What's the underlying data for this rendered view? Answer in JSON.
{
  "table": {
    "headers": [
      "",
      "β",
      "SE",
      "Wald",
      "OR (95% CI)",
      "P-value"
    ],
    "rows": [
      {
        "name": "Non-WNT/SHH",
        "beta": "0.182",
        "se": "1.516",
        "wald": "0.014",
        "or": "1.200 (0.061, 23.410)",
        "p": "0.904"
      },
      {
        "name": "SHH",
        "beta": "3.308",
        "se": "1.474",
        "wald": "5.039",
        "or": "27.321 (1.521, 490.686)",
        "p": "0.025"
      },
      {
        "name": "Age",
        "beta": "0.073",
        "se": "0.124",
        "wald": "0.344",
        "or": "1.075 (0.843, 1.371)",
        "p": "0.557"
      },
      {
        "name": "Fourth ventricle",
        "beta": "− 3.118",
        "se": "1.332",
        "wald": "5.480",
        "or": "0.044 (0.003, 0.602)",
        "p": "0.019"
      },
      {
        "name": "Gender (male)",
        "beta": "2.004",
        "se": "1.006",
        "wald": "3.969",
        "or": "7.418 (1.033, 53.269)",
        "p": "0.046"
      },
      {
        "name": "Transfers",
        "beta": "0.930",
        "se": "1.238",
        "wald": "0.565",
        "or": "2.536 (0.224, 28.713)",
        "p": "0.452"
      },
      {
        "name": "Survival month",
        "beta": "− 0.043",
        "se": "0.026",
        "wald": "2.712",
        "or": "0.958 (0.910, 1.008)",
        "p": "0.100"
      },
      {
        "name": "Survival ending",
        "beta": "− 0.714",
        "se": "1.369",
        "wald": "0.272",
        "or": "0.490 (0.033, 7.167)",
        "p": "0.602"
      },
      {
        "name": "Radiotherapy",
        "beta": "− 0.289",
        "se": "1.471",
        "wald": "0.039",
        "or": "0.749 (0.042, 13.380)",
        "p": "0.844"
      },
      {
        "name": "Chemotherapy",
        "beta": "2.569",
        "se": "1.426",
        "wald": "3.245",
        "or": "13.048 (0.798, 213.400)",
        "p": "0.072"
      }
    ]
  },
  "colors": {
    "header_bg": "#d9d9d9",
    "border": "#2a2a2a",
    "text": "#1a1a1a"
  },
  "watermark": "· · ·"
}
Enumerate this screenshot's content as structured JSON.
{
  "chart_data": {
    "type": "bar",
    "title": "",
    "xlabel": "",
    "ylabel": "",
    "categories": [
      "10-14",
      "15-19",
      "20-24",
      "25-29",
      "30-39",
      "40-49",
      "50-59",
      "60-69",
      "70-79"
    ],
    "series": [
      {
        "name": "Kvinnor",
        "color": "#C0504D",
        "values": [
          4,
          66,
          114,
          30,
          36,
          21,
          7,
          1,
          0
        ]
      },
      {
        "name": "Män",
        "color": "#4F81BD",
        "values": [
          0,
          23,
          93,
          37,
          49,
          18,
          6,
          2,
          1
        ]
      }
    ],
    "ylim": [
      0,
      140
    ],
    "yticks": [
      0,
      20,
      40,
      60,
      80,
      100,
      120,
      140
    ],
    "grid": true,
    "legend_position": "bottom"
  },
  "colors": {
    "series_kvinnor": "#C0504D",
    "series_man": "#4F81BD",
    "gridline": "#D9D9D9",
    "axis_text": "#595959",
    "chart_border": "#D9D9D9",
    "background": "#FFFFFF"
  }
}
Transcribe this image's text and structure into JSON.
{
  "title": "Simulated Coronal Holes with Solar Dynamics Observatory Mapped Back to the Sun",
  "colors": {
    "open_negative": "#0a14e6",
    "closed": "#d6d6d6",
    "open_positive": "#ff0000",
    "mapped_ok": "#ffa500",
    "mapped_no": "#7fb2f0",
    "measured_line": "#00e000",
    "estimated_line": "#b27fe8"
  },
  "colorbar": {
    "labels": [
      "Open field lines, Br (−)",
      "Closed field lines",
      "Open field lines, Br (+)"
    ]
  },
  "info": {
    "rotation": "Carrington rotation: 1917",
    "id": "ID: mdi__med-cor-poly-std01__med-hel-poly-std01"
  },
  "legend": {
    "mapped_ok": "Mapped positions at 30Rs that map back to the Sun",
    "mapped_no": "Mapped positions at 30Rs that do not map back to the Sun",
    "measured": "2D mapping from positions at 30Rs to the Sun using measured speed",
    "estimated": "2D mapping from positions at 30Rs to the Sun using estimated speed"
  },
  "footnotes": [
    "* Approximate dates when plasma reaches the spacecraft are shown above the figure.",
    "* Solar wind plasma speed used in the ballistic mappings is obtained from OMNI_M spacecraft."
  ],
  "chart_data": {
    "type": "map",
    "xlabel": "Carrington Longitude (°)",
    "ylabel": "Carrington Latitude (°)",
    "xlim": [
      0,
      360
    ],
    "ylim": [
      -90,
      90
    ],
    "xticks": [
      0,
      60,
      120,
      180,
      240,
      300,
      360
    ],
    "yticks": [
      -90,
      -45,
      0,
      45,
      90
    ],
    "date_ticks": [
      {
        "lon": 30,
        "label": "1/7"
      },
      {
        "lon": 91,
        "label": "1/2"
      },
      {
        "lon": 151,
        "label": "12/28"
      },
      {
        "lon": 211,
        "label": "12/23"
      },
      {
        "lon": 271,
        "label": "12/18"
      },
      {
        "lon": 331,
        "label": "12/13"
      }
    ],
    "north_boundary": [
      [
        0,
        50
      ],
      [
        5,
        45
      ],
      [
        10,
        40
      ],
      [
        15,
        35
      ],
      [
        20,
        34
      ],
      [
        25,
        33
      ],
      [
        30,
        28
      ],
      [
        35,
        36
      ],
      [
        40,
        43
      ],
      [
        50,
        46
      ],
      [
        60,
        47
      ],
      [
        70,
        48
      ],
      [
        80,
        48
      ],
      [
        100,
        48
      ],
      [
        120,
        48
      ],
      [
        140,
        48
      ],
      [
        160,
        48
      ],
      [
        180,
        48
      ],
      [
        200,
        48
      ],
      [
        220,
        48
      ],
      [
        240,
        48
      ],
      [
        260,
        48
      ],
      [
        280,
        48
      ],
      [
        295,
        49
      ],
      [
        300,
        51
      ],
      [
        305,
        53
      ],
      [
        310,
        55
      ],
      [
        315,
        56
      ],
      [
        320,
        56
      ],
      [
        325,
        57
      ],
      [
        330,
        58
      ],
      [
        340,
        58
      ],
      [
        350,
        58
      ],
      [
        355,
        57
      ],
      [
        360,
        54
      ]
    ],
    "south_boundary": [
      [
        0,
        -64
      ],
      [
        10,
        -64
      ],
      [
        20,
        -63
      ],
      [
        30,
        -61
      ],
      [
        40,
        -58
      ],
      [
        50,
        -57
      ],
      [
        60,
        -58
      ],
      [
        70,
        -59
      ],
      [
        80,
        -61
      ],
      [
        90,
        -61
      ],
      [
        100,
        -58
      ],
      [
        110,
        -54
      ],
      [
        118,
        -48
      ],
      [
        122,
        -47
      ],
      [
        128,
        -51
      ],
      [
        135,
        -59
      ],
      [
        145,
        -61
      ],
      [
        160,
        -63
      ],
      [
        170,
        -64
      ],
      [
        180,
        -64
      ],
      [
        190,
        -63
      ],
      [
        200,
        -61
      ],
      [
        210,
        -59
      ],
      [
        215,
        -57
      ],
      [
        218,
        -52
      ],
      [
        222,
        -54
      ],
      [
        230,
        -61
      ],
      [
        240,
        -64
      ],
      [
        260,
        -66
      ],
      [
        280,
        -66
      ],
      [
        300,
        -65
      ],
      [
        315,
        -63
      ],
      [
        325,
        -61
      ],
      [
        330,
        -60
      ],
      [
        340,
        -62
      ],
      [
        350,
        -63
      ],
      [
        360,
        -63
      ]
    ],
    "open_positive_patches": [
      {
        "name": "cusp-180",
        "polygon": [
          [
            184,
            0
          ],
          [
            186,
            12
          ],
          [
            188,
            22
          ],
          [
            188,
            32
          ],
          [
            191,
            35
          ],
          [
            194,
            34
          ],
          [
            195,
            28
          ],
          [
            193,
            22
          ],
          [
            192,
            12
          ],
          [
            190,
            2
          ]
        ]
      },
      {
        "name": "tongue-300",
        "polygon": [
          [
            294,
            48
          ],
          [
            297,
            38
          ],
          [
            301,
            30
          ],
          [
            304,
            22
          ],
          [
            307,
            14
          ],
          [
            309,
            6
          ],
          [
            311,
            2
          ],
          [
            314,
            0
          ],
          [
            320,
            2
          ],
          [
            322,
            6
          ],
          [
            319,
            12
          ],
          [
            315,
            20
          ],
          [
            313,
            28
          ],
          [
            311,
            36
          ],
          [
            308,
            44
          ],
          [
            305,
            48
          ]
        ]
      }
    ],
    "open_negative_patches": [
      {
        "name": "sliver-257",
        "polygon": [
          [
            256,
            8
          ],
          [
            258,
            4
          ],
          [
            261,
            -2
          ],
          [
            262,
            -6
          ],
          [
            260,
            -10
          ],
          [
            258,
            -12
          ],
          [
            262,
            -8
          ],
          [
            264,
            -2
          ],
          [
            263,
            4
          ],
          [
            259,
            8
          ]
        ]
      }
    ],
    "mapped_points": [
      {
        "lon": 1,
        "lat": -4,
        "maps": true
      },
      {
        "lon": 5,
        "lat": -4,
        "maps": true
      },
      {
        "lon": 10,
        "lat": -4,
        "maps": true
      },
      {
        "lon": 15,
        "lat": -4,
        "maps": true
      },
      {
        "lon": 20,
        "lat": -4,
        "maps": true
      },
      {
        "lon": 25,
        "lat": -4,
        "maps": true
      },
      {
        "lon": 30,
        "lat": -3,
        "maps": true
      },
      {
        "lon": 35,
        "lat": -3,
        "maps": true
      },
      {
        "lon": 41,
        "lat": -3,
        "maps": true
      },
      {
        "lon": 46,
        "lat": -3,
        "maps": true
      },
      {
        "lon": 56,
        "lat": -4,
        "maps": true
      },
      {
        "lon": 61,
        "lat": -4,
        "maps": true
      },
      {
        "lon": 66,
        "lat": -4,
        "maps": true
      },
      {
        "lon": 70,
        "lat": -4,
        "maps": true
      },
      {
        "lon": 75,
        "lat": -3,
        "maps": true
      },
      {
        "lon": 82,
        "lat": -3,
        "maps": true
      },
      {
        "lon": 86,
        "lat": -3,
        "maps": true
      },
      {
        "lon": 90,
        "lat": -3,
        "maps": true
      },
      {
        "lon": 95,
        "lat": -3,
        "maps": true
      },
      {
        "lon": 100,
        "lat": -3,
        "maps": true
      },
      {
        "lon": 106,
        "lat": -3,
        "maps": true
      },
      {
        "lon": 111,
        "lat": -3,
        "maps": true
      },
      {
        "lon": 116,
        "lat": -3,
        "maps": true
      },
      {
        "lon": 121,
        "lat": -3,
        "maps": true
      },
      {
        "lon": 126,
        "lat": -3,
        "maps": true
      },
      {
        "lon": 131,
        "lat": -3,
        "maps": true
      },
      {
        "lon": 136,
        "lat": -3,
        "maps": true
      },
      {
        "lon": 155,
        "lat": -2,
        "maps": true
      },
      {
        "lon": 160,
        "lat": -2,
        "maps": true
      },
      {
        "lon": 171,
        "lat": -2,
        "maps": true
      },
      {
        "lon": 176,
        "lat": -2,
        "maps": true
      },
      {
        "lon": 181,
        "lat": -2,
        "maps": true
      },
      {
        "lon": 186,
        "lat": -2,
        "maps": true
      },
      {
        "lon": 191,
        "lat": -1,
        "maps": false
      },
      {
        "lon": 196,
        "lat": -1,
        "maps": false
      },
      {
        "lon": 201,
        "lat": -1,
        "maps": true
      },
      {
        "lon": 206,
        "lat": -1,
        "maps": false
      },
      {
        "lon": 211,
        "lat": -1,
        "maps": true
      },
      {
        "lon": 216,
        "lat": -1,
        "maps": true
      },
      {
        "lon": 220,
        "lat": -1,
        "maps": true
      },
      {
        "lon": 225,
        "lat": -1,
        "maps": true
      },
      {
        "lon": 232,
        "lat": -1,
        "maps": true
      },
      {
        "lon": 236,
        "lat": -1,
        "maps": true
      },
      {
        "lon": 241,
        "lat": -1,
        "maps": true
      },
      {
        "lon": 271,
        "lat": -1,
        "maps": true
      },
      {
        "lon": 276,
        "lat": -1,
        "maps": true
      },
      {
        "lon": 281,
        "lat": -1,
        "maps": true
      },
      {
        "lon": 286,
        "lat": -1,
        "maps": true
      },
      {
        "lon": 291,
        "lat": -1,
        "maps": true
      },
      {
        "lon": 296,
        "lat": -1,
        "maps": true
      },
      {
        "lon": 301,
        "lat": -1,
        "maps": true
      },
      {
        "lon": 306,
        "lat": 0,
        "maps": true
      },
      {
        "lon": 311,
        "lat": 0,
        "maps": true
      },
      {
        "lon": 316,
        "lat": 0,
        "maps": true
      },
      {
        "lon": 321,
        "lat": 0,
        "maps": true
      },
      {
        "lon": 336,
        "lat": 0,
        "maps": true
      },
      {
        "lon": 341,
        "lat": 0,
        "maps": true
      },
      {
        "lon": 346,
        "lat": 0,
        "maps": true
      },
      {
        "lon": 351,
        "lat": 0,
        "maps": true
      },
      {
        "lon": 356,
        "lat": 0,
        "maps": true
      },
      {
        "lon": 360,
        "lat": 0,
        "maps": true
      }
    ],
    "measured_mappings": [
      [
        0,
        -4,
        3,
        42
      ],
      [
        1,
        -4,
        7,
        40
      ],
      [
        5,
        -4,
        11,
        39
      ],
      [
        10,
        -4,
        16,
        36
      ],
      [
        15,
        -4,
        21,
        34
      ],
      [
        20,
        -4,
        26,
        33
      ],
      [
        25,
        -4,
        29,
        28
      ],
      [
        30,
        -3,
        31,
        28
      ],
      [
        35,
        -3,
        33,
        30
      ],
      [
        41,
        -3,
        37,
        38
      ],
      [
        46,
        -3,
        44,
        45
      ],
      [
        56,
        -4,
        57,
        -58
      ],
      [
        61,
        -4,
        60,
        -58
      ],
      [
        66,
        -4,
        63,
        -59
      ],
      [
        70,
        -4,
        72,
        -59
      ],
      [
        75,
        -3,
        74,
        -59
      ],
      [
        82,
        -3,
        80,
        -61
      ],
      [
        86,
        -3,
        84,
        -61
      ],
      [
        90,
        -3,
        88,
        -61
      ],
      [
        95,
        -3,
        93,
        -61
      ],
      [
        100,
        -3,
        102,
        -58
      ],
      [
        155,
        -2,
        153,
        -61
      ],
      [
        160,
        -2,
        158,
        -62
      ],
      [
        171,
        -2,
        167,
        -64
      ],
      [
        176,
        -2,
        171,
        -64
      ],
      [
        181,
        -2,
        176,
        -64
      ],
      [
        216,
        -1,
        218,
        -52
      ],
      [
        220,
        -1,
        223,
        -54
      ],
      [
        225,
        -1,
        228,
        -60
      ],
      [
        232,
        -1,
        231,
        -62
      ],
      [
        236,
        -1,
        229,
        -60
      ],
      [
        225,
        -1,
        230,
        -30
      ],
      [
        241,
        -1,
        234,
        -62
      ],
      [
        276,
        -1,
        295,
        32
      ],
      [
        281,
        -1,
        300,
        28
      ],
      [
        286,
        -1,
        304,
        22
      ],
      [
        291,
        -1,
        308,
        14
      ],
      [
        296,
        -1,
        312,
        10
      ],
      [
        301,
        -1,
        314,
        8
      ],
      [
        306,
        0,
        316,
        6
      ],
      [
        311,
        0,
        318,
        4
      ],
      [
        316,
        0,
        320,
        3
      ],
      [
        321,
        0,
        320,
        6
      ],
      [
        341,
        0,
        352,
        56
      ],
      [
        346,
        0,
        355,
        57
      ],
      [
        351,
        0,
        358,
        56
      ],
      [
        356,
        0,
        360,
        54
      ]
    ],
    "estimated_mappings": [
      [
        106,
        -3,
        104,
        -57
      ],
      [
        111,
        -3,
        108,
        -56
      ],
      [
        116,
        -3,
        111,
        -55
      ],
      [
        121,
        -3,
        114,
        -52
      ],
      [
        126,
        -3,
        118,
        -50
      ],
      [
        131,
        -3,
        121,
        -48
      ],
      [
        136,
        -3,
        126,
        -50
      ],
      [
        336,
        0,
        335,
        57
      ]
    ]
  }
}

#####

Your task :: Collect the lines that hold "using".

Solved problem ::
    "measured": "2D mapping from positions at 30Rs to the Sun using measured speed",
    "estimated": "2D mapping from positions at 30Rs to the Sun using estimated speed"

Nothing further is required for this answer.